→ **Exercise**
Turn the lines between the ones holding "button-name: TP <box>410 458 432 477</box>" and "column-divider-2 <box>618 72 619 608</box>", inclusive, into a Markdown table with the columns Row and Record line. Number each line and skip any blank ones.

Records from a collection
--*--

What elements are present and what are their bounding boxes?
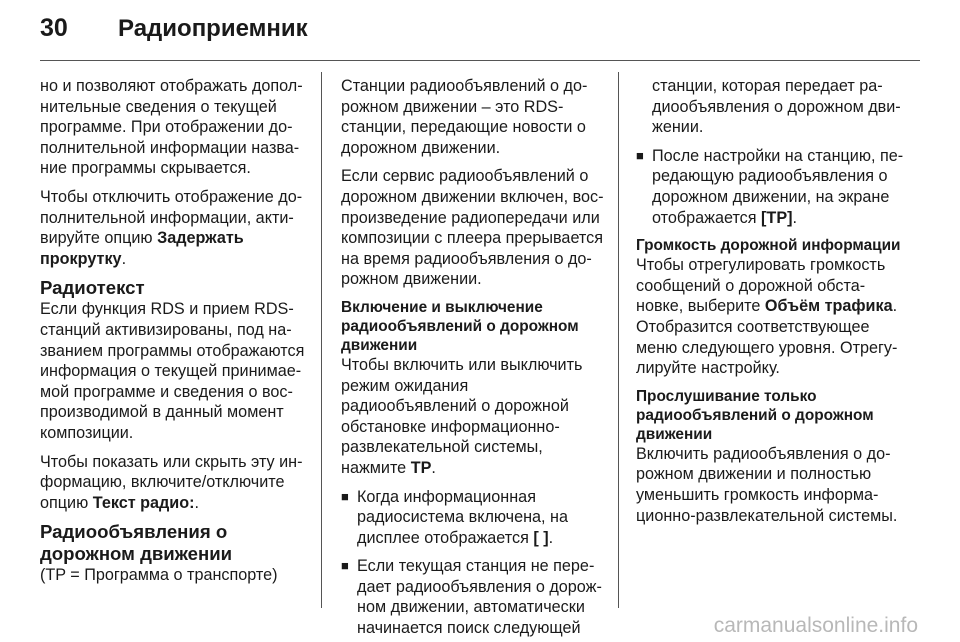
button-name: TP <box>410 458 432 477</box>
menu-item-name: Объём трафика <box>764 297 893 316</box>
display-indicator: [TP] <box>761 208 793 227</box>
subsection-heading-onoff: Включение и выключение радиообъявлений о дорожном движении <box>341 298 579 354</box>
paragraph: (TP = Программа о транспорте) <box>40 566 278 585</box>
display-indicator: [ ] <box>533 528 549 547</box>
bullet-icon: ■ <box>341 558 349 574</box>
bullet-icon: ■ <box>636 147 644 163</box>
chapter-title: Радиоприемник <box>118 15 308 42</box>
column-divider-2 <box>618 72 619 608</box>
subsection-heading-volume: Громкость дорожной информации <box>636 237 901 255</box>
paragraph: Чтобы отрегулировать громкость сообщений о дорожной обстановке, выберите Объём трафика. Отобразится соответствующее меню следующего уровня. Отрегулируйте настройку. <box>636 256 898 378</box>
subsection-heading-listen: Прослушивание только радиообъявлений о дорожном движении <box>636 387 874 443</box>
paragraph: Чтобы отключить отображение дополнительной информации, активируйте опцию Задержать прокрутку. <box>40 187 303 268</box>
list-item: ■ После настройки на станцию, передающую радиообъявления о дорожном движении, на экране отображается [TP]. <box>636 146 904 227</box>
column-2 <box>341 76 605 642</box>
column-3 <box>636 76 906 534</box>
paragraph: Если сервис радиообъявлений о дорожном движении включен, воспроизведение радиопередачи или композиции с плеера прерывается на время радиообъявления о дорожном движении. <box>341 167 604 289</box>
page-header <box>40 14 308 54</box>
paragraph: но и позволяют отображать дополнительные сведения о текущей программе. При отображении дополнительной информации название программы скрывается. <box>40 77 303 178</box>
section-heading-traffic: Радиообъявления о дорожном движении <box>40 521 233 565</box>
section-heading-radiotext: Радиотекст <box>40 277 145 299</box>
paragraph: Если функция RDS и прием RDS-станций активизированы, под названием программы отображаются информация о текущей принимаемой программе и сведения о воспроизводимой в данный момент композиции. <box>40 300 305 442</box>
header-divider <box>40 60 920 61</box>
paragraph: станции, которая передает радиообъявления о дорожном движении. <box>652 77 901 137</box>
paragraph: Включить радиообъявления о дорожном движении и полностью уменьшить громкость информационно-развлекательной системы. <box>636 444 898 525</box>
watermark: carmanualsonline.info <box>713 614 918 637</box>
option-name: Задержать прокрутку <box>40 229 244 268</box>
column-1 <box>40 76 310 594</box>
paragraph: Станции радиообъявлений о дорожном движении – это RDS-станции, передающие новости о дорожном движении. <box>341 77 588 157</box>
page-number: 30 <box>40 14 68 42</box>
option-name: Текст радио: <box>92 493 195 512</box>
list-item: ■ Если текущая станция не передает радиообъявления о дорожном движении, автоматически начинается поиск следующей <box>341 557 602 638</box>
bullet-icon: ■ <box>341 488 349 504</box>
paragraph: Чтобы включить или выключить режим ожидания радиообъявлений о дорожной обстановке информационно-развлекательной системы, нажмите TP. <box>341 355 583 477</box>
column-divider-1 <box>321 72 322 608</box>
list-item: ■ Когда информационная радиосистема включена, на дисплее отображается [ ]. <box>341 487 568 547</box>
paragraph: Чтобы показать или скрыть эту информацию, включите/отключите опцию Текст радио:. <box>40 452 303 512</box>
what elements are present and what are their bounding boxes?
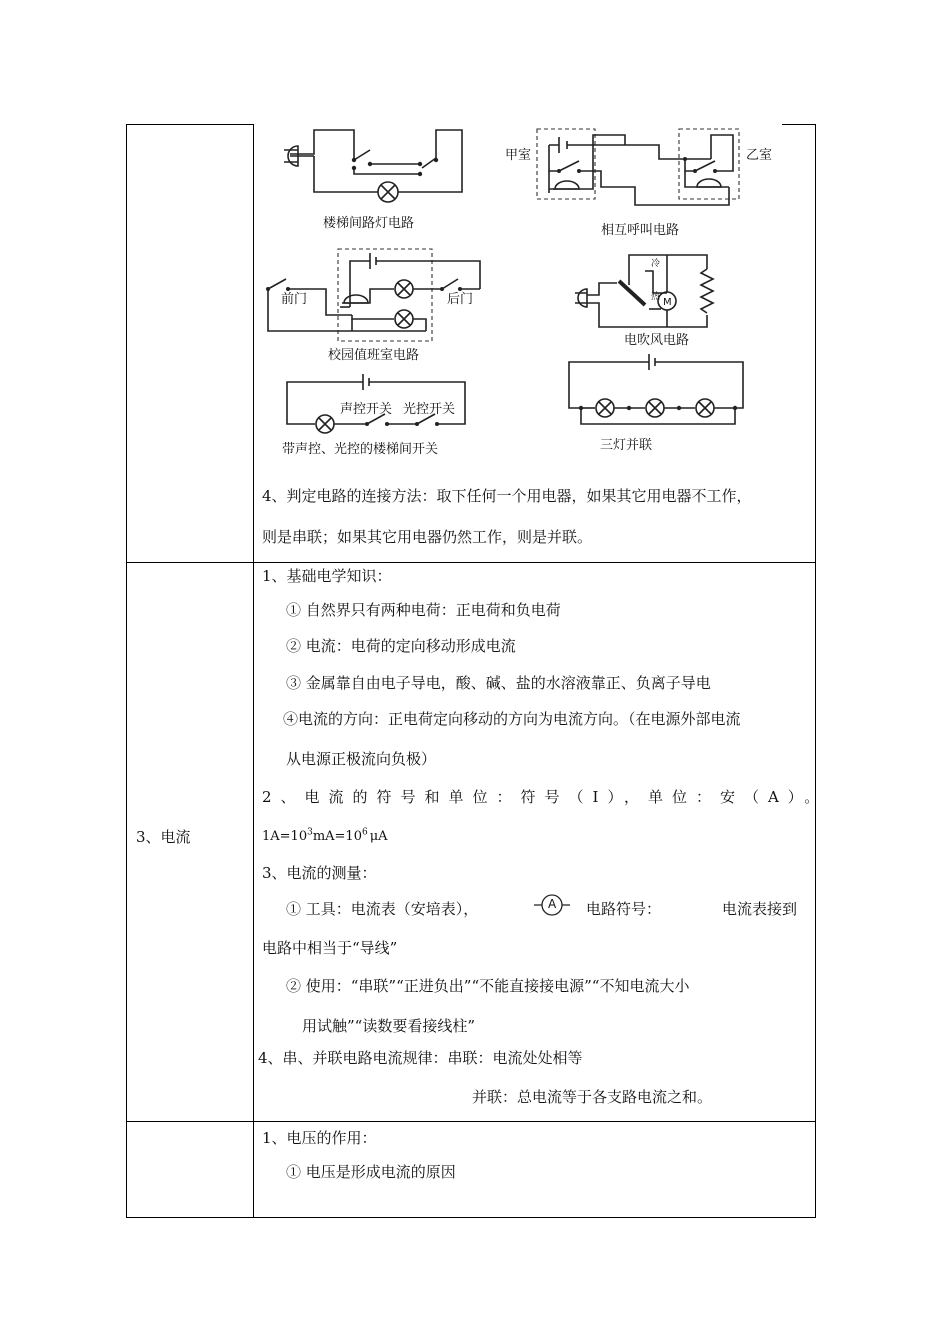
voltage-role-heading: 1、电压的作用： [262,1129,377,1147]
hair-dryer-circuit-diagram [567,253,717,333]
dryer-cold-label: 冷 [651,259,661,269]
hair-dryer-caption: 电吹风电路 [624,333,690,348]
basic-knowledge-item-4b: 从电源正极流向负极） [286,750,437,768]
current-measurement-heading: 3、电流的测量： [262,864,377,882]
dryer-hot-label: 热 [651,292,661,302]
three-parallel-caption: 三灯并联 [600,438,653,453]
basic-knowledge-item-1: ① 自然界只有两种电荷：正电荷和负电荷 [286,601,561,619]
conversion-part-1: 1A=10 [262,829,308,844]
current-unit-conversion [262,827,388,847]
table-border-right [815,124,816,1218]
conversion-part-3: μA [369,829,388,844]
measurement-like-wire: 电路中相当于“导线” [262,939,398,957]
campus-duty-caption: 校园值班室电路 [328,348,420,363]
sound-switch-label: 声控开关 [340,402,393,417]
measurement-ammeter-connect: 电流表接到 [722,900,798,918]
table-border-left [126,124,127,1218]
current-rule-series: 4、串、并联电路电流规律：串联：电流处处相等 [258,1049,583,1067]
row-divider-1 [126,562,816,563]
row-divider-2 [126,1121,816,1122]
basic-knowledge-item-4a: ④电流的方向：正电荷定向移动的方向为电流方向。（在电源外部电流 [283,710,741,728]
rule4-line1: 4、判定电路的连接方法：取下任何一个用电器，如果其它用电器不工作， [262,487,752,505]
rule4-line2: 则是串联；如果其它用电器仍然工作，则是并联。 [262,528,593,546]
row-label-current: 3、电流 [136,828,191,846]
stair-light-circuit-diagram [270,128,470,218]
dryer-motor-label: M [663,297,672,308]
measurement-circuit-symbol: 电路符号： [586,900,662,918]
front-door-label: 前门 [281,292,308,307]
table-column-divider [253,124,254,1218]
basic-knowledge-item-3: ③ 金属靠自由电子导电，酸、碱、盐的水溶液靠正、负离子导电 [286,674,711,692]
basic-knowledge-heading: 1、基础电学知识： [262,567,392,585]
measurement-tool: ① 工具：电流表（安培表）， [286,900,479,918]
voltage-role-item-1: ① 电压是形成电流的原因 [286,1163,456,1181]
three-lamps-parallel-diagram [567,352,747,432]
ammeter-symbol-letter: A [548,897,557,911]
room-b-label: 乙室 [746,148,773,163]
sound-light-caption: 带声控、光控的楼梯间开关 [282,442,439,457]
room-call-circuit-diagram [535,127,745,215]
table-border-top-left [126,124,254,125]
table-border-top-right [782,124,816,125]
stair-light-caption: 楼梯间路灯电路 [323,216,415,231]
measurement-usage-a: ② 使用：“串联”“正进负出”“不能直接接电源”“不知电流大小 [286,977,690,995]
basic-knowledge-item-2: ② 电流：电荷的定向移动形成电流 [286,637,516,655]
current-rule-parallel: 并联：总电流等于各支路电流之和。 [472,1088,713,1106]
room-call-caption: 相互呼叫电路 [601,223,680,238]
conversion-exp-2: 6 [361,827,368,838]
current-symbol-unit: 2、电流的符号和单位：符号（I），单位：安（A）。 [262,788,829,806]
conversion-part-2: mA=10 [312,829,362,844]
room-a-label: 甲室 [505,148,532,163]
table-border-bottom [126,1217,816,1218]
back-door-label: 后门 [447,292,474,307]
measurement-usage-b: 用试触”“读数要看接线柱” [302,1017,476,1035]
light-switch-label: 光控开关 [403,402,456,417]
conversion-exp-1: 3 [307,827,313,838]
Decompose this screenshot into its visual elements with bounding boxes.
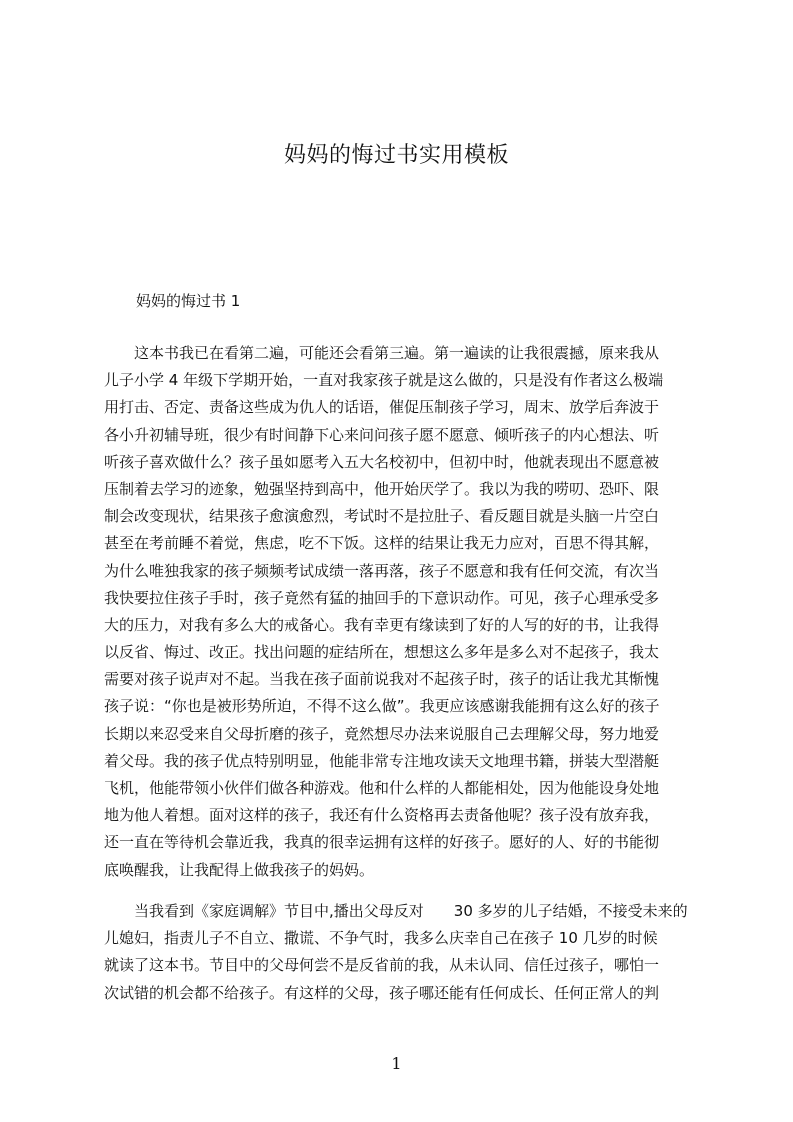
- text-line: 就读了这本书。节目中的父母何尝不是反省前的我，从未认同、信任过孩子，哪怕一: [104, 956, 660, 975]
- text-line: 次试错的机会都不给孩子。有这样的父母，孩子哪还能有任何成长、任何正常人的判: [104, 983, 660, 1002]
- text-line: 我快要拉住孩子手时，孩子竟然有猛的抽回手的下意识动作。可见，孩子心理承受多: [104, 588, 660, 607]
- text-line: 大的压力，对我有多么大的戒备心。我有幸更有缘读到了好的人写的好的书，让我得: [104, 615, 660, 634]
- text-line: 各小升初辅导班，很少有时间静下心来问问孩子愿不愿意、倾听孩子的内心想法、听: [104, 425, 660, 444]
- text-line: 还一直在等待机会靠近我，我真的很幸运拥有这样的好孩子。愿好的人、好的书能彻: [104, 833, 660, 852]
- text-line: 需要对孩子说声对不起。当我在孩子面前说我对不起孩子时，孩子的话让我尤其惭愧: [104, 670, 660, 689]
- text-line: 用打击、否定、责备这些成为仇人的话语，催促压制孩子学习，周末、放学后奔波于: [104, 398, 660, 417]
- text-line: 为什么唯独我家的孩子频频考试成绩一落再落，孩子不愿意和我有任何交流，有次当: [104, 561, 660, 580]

--*--

→ **Task answer**
| Row | Record line |
|---|---|
| 1 | button-name: TP <box>410 458 432 477</box> |
| 2 | menu-item-name: Объём трафика <box>764 297 893 316</box> |
| 3 | display-indicator: [TP] <box>761 208 793 227</box> |
| 4 | subsection-heading-onoff: Включение и выключение радиообъявлений о дорожном движении <box>341 298 579 354</box> |
| 5 | paragraph: (TP = Программа о транспорте) <box>40 566 278 585</box> |
| 6 | display-indicator: [ ] <box>533 528 549 547</box> |
| 7 | bullet-icon: ■ <box>341 558 349 574</box> |
| 8 | bullet-icon: ■ <box>636 147 644 163</box> |
| 9 | chapter-title: Радиоприемник <box>118 15 308 42</box> |
| 10 | column-divider-2 <box>618 72 619 608</box> |